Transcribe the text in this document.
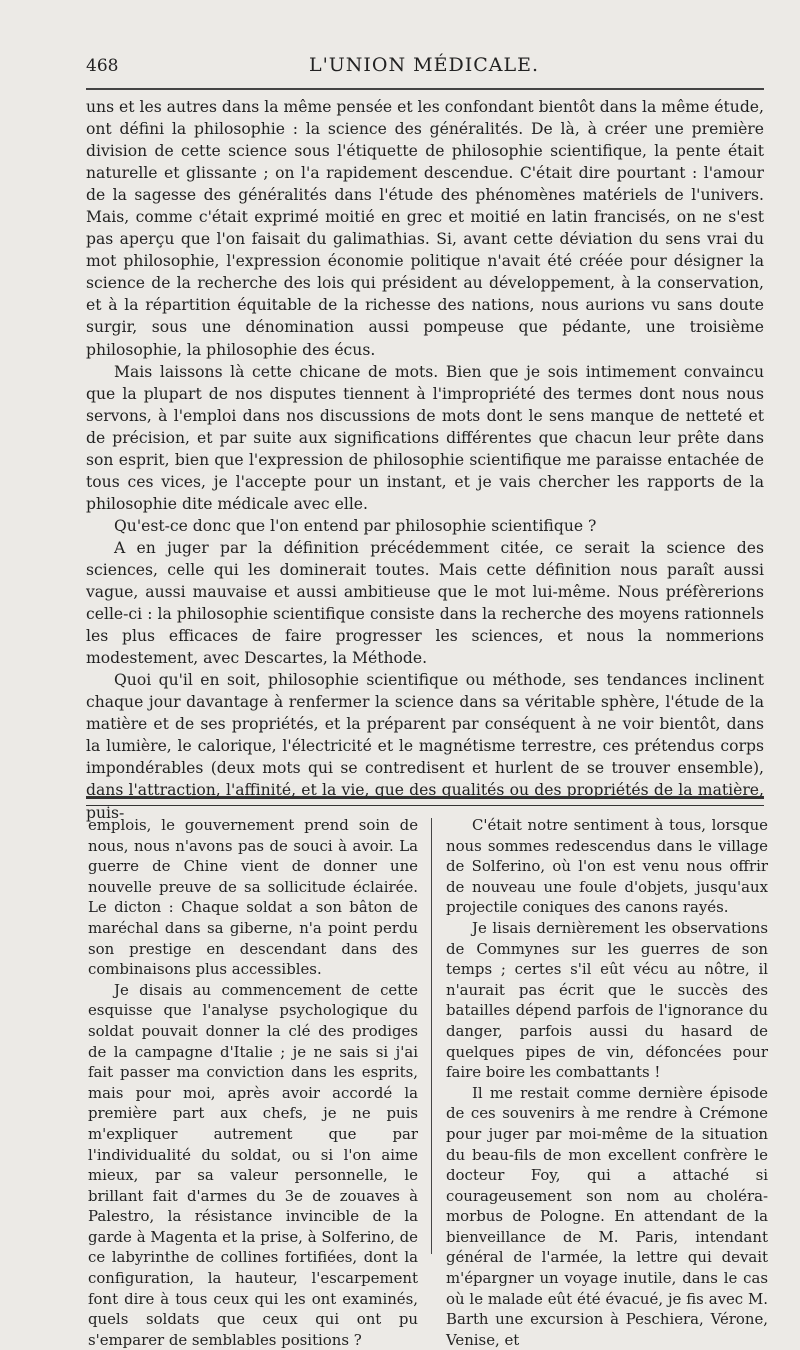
468	L'UNION MÉDICALE.

uns et les autres dans la même pensée et les confondant bientôt dans la même étude, ont défini la philosophie : la science des généralités. De là, à créer une première division de cette science sous l'étiquette de philosophie scientifique, la pente était naturelle et glissante ; on l'a rapidement descendue. C'était dire pourtant : l'amour de la sagesse des généralités dans l'étude des phénomènes matériels de l'univers. Mais, comme c'était exprimé moitié en grec et moitié en latin francisés, on ne s'est pas aperçu que l'on faisait du galimathias. Si, avant cette déviation du sens vrai du mot philosophie, l'expression économie politique n'avait été créée pour désigner la science de la recherche des lois qui président au développement, à la conservation, et à la répartition équitable de la richesse des nations, nous aurions vu sans doute surgir, sous une dénomination aussi pompeuse que pédante, une troisième philosophie, la philosophie des écus.

Mais laissons là cette chicane de mots. Bien que je sois intimement convaincu que la plupart de nos disputes tiennent à l'impropriété des termes dont nous nous servons, à l'emploi dans nos discussions de mots dont le sens manque de netteté et de précision, et par suite aux significations différentes que chacun leur prête dans son esprit, bien que l'expression de philosophie scientifique me paraisse entachée de tous ces vices, je l'accepte pour un instant, et je vais chercher les rapports de la philosophie dite médicale avec elle.

Qu'est-ce donc que l'on entend par philosophie scientifique ?

A en juger par la définition précédemment citée, ce serait la science des sciences, celle qui les dominerait toutes. Mais cette définition nous paraît aussi vague, aussi mauvaise et aussi ambitieuse que le mot lui-même. Nous préfèrerions celle-ci : la philosophie scientifique consiste dans la recherche des moyens rationnels les plus efficaces de faire progresser les sciences, et nous la nommerions modestement, avec Descartes, la Méthode.

Quoi qu'il en soit, philosophie scientifique ou méthode, ses tendances inclinent chaque jour davantage à renfermer la science dans sa véritable sphère, l'étude de la matière et de ses propriétés, et la préparent par conséquent à ne voir bientôt, dans la lumière, le calorique, l'électricité et le magnétisme terrestre, ces prétendus corps impondérables (deux mots qui se contredisent et hurlent de se trouver ensemble), dans l'attraction, l'affinité, et la vie, que des qualités ou des propriétés de la matière, puis-

emplois, le gouvernement prend soin de nous, nous n'avons pas de souci à avoir. La guerre de Chine vient de donner une nouvelle preuve de sa sollicitude éclairée. Le dicton : Chaque soldat a son bâton de maréchal dans sa giberne, n'a point perdu son prestige en descendant dans des combinaisons plus accessibles.

Je disais au commencement de cette esquisse que l'analyse psychologique du soldat pouvait donner la clé des prodiges de la campagne d'Italie ; je ne sais si j'ai fait passer ma conviction dans les esprits, mais pour moi, après avoir accordé la première part aux chefs, je ne puis m'expliquer autrement que par l'individualité du soldat, ou si l'on aime mieux, par sa valeur personnelle, le brillant fait d'armes du 3e de zouaves à Palestro, la résistance invincible de la garde à Magenta et la prise, à Solferino, de ce labyrinthe de collines fortifiées, dont la configuration, la hauteur, l'escarpement font dire à tous ceux qui les ont examinés, quels soldats que ceux qui ont pu s'emparer de semblables positions ?

C'était notre sentiment à tous, lorsque nous sommes redescendus dans le village de Solferino, où l'on est venu nous offrir de nouveau une foule d'objets, jusqu'aux projectile coniques des canons rayés.

Je lisais dernièrement les observations de Commynes sur les guerres de son temps ; certes s'il eût vécu au nôtre, il n'aurait pas écrit que le succès des batailles dépend parfois de l'ignorance du danger, parfois aussi du hasard de quelques pipes de vin, défoncées pour faire boire les combattants !

Il me restait comme dernière épisode de ces souvenirs à me rendre à Crémone pour juger par moi-même de la situation du beau-fils de mon excellent confrère le docteur Foy, qui a attaché si courageusement son nom au choléra-morbus de Pologne. En attendant de la bienveillance de M. Paris, intendant général de l'armée, la lettre qui devait m'épargner un voyage inutile, dans le cas où le malade eût été évacué, je fis avec M. Barth une excursion à Peschiera, Vérone, Venise, et
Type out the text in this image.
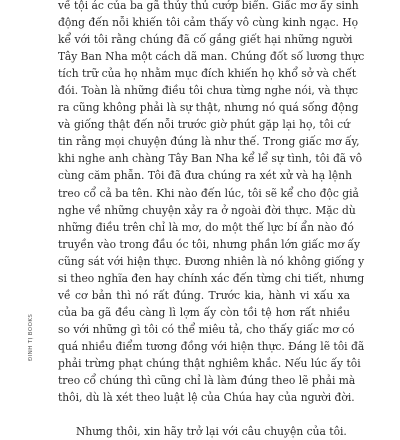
ĐINH TỊ BOOKS
về tội ác của ba gã thủy thủ cướp biển. Giấc mơ ấy sinh
động đến nỗi khiến tôi cảm thấy vô cùng kinh ngạc. Họ
kể với tôi rằng chúng đã cố gắng giết hại những người
Tây Ban Nha một cách dã man. Chúng đốt số lương thực
tích trữ của họ nhằm mục đích khiến họ khổ sở và chết
đói. Toàn là những điều tôi chưa từng nghe nói, và thực
ra cũng không phải là sự thật, nhưng nó quá sống động
và giống thật đến nỗi trước giờ phút gặp lại họ, tôi cứ
tin rằng mọi chuyện đúng là như thế. Trong giấc mơ ấy,
khi nghe anh chàng Tây Ban Nha kể lể sự tình, tôi đã vô
cùng căm phẫn. Tôi đã đưa chúng ra xét xử và hạ lệnh
treo cổ cả ba tên. Khi nào đến lúc, tôi sẽ kể cho độc giả
nghe về những chuyện xảy ra ở ngoài đời thực. Mặc dù
những điều trên chỉ là mơ, do một thế lực bí ẩn nào đó
truyền vào trong đầu óc tôi, nhưng phần lớn giấc mơ ấy
cũng sát với hiện thực. Đương nhiên là nó không giống y
si theo nghĩa đen hay chính xác đến từng chi tiết, nhưng
về cơ bản thì nó rất đúng. Trước kia, hành vi xấu xa
của ba gã đều càng lì lợm ấy còn tồi tệ hơn rất nhiều
so với những gì tôi có thể miêu tả, cho thấy giấc mơ có
quá nhiều điểm tương đồng với hiện thực. Đáng lẽ tôi đã
phải trừng phạt chúng thật nghiêm khắc. Nếu lúc ấy tôi
treo cổ chúng thì cũng chỉ là làm đúng theo lẽ phải mà
thôi, dù là xét theo luật lệ của Chúa hay của người đời.
Nhưng thôi, xin hãy trở lại với câu chuyện của tôi.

▶ **GOAL**:
Every record is to be reproduced exactly, with no pictures included.

▶ **RESPONSE TO THE TASK**:
Transcribe the text in this document.
468	L'UNION MÉDICALE.

uns et les autres dans la même pensée et les confondant bientôt dans la même étude, ont défini la philosophie : la science des généralités. De là, à créer une première division de cette science sous l'étiquette de philosophie scientifique, la pente était naturelle et glissante ; on l'a rapidement descendue. C'était dire pourtant : l'amour de la sagesse des généralités dans l'étude des phénomènes matériels de l'univers. Mais, comme c'était exprimé moitié en grec et moitié en latin francisés, on ne s'est pas aperçu que l'on faisait du galimathias. Si, avant cette déviation du sens vrai du mot philosophie, l'expression économie politique n'avait été créée pour désigner la science de la recherche des lois qui président au développement, à la conservation, et à la répartition équitable de la richesse des nations, nous aurions vu sans doute surgir, sous une dénomination aussi pompeuse que pédante, une troisième philosophie, la philosophie des écus.

Mais laissons là cette chicane de mots. Bien que je sois intimement convaincu que la plupart de nos disputes tiennent à l'impropriété des termes dont nous nous servons, à l'emploi dans nos discussions de mots dont le sens manque de netteté et de précision, et par suite aux significations différentes que chacun leur prête dans son esprit, bien que l'expression de philosophie scientifique me paraisse entachée de tous ces vices, je l'accepte pour un instant, et je vais chercher les rapports de la philosophie dite médicale avec elle.

Qu'est-ce donc que l'on entend par philosophie scientifique ?

A en juger par la définition précédemment citée, ce serait la science des sciences, celle qui les dominerait toutes. Mais cette définition nous paraît aussi vague, aussi mauvaise et aussi ambitieuse que le mot lui-même. Nous préfèrerions celle-ci : la philosophie scientifique consiste dans la recherche des moyens rationnels les plus efficaces de faire progresser les sciences, et nous la nommerions modestement, avec Descartes, la Méthode.

Quoi qu'il en soit, philosophie scientifique ou méthode, ses tendances inclinent chaque jour davantage à renfermer la science dans sa véritable sphère, l'étude de la matière et de ses propriétés, et la préparent par conséquent à ne voir bientôt, dans la lumière, le calorique, l'électricité et le magnétisme terrestre, ces prétendus corps impondérables (deux mots qui se contredisent et hurlent de se trouver ensemble), dans l'attraction, l'affinité, et la vie, que des qualités ou des propriétés de la matière, puis-

emplois, le gouvernement prend soin de nous, nous n'avons pas de souci à avoir. La guerre de Chine vient de donner une nouvelle preuve de sa sollicitude éclairée. Le dicton : Chaque soldat a son bâton de maréchal dans sa giberne, n'a point perdu son prestige en descendant dans des combinaisons plus accessibles.

Je disais au commencement de cette esquisse que l'analyse psychologique du soldat pouvait donner la clé des prodiges de la campagne d'Italie ; je ne sais si j'ai fait passer ma conviction dans les esprits, mais pour moi, après avoir accordé la première part aux chefs, je ne puis m'expliquer autrement que par l'individualité du soldat, ou si l'on aime mieux, par sa valeur personnelle, le brillant fait d'armes du 3e de zouaves à Palestro, la résistance invincible de la garde à Magenta et la prise, à Solferino, de ce labyrinthe de collines fortifiées, dont la configuration, la hauteur, l'escarpement font dire à tous ceux qui les ont examinés, quels soldats que ceux qui ont pu s'emparer de semblables positions ?

C'était notre sentiment à tous, lorsque nous sommes redescendus dans le village de Solferino, où l'on est venu nous offrir de nouveau une foule d'objets, jusqu'aux projectile coniques des canons rayés.

Je lisais dernièrement les observations de Commynes sur les guerres de son temps ; certes s'il eût vécu au nôtre, il n'aurait pas écrit que le succès des batailles dépend parfois de l'ignorance du danger, parfois aussi du hasard de quelques pipes de vin, défoncées pour faire boire les combattants !

Il me restait comme dernière épisode de ces souvenirs à me rendre à Crémone pour juger par moi-même de la situation du beau-fils de mon excellent confrère le docteur Foy, qui a attaché si courageusement son nom au choléra-morbus de Pologne. En attendant de la bienveillance de M. Paris, intendant général de l'armée, la lettre qui devait m'épargner un voyage inutile, dans le cas où le malade eût été évacué, je fis avec M. Barth une excursion à Peschiera, Vérone, Venise, et
Type out the text in this image.
ĐINH TỊ BOOKS
về tội ác của ba gã thủy thủ cướp biển. Giấc mơ ấy sinh
động đến nỗi khiến tôi cảm thấy vô cùng kinh ngạc. Họ
kể với tôi rằng chúng đã cố gắng giết hại những người
Tây Ban Nha một cách dã man. Chúng đốt số lương thực
tích trữ của họ nhằm mục đích khiến họ khổ sở và chết
đói. Toàn là những điều tôi chưa từng nghe nói, và thực
ra cũng không phải là sự thật, nhưng nó quá sống động
và giống thật đến nỗi trước giờ phút gặp lại họ, tôi cứ
tin rằng mọi chuyện đúng là như thế. Trong giấc mơ ấy,
khi nghe anh chàng Tây Ban Nha kể lể sự tình, tôi đã vô
cùng căm phẫn. Tôi đã đưa chúng ra xét xử và hạ lệnh
treo cổ cả ba tên. Khi nào đến lúc, tôi sẽ kể cho độc giả
nghe về những chuyện xảy ra ở ngoài đời thực. Mặc dù
những điều trên chỉ là mơ, do một thế lực bí ẩn nào đó
truyền vào trong đầu óc tôi, nhưng phần lớn giấc mơ ấy
cũng sát với hiện thực. Đương nhiên là nó không giống y
si theo nghĩa đen hay chính xác đến từng chi tiết, nhưng
về cơ bản thì nó rất đúng. Trước kia, hành vi xấu xa
của ba gã đều càng lì lợm ấy còn tồi tệ hơn rất nhiều
so với những gì tôi có thể miêu tả, cho thấy giấc mơ có
quá nhiều điểm tương đồng với hiện thực. Đáng lẽ tôi đã
phải trừng phạt chúng thật nghiêm khắc. Nếu lúc ấy tôi
treo cổ chúng thì cũng chỉ là làm đúng theo lẽ phải mà
thôi, dù là xét theo luật lệ của Chúa hay của người đời.
Nhưng thôi, xin hãy trở lại với câu chuyện của tôi.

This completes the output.